List all lines of the data containing the word "Reference".

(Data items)
+ + + + + + +

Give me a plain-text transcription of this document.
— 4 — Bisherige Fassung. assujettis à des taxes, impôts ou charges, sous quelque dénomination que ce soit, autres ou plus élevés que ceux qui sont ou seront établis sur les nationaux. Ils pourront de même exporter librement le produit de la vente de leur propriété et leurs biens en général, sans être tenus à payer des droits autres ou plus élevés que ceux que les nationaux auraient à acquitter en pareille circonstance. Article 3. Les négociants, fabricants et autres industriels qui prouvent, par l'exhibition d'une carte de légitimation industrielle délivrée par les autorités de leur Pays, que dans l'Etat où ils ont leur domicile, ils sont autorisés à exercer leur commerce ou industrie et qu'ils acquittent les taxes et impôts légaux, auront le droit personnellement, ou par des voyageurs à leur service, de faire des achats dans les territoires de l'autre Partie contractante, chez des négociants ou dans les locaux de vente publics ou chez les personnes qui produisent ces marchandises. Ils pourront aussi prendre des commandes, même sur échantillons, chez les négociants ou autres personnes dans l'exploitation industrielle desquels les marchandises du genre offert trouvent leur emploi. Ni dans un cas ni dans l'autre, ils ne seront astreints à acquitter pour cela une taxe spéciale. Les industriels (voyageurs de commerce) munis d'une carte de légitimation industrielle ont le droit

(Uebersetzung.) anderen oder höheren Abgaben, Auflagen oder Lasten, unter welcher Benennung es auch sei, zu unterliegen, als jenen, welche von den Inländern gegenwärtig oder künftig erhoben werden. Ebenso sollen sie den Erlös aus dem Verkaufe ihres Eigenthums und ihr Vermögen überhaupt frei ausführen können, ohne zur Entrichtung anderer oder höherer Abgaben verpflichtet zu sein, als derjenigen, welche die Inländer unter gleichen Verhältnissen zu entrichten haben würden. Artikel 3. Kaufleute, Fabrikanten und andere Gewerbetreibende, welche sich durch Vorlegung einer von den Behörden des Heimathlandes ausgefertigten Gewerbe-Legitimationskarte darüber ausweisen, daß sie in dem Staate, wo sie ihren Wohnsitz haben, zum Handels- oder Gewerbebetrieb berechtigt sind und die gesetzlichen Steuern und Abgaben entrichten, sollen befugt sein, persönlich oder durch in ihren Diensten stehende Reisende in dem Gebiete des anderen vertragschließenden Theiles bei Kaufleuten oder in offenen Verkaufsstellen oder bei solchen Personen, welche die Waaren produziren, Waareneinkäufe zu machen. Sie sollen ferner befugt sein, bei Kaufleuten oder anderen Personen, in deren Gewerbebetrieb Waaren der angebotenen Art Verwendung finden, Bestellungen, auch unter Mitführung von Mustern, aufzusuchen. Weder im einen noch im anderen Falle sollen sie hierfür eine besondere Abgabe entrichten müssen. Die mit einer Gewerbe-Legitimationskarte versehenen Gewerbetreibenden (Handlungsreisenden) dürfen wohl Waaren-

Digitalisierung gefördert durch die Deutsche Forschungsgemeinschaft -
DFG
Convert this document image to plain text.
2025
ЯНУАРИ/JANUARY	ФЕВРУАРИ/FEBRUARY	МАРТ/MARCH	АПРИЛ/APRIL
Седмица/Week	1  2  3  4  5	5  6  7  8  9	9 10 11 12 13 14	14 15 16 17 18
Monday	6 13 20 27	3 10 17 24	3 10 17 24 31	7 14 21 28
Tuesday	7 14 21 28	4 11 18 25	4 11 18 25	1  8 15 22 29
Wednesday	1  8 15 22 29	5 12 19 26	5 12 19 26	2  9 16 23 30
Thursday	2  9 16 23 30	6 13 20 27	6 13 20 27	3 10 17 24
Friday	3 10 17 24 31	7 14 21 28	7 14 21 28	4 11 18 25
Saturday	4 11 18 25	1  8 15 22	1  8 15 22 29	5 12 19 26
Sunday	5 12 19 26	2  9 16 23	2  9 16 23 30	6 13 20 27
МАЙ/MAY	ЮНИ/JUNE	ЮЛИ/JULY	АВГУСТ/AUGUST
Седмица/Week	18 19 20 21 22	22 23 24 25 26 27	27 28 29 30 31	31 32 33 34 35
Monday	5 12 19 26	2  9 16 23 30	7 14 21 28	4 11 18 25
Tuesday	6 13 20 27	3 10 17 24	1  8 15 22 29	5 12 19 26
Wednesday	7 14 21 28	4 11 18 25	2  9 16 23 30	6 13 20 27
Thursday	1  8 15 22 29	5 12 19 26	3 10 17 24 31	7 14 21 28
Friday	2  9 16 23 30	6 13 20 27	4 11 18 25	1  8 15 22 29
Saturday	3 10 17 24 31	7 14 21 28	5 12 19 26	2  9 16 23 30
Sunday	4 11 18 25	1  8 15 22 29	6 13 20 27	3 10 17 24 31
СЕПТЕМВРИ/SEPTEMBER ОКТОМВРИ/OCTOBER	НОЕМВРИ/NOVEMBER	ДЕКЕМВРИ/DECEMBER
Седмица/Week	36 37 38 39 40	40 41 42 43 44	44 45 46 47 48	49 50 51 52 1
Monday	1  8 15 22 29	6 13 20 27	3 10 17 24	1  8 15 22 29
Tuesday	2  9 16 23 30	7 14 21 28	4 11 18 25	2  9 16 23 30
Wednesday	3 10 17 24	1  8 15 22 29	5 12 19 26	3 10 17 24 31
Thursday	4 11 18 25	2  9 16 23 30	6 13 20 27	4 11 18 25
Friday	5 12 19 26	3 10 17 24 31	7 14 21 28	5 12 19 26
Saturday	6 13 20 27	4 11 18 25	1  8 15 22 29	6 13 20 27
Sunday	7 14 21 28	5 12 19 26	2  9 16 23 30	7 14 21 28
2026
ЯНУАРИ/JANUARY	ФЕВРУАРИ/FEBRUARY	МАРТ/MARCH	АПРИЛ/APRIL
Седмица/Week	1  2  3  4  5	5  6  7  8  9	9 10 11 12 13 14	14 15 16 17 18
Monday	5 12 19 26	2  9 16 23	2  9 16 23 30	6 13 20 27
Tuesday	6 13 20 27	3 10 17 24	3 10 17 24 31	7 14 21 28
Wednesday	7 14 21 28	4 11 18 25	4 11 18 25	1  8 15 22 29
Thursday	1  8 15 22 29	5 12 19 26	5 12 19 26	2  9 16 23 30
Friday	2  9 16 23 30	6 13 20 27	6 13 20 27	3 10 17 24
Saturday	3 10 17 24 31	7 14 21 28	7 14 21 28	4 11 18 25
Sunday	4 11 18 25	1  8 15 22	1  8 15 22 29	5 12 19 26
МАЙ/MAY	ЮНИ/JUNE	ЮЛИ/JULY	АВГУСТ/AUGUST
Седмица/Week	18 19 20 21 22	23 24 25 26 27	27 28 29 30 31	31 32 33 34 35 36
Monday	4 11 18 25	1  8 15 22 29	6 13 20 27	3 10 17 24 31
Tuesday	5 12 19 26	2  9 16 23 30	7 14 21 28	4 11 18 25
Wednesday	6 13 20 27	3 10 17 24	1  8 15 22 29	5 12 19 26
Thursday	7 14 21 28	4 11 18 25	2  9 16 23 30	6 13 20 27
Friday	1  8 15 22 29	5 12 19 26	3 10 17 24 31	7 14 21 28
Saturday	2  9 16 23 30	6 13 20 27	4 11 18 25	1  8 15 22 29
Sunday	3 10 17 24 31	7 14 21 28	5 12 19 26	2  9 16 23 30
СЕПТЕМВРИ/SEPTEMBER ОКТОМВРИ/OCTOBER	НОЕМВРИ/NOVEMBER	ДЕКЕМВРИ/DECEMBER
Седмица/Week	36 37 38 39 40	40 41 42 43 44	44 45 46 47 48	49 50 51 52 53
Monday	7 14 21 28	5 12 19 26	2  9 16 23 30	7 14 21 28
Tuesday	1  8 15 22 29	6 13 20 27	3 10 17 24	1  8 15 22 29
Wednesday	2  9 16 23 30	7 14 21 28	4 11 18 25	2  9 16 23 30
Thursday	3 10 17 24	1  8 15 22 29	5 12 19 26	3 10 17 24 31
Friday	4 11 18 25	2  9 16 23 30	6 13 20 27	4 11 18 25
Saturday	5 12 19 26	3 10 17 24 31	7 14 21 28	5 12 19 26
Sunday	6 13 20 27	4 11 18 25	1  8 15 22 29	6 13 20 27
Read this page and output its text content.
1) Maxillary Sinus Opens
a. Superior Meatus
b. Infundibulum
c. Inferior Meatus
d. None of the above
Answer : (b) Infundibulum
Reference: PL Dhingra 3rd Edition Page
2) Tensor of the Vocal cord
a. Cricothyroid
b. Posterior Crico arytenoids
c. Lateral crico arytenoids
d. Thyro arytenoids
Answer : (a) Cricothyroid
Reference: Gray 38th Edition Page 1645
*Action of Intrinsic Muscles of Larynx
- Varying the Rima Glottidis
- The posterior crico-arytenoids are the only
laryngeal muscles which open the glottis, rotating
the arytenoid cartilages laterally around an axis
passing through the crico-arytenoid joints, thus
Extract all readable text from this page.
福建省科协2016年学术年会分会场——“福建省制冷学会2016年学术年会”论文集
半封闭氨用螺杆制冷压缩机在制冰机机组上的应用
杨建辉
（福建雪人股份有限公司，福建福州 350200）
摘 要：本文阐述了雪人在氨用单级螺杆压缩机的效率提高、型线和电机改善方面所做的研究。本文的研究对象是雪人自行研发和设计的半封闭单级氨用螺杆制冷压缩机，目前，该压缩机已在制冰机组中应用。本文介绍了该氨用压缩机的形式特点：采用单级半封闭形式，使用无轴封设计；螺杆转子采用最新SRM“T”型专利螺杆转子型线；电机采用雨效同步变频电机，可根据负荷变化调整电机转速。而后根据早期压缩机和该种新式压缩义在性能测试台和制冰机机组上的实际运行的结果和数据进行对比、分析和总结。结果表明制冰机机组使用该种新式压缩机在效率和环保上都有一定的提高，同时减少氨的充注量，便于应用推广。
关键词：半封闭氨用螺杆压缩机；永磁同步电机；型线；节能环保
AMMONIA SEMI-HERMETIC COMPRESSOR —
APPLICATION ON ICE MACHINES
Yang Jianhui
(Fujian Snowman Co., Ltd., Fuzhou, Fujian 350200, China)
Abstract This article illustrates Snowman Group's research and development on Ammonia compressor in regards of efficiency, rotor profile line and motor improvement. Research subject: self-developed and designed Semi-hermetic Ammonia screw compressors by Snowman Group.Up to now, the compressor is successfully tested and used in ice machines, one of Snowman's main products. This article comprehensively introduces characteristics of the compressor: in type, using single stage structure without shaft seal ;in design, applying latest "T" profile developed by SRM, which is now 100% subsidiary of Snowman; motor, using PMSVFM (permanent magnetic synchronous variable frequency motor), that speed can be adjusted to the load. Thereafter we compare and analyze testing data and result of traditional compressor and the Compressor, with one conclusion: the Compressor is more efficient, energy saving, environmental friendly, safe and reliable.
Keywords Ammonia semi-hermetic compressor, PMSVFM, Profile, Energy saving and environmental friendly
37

+ + + + + + +

Exercise output =>
Reference: PL Dhingra 3rd Edition Page
Reference: Gray 38th Edition Page 1645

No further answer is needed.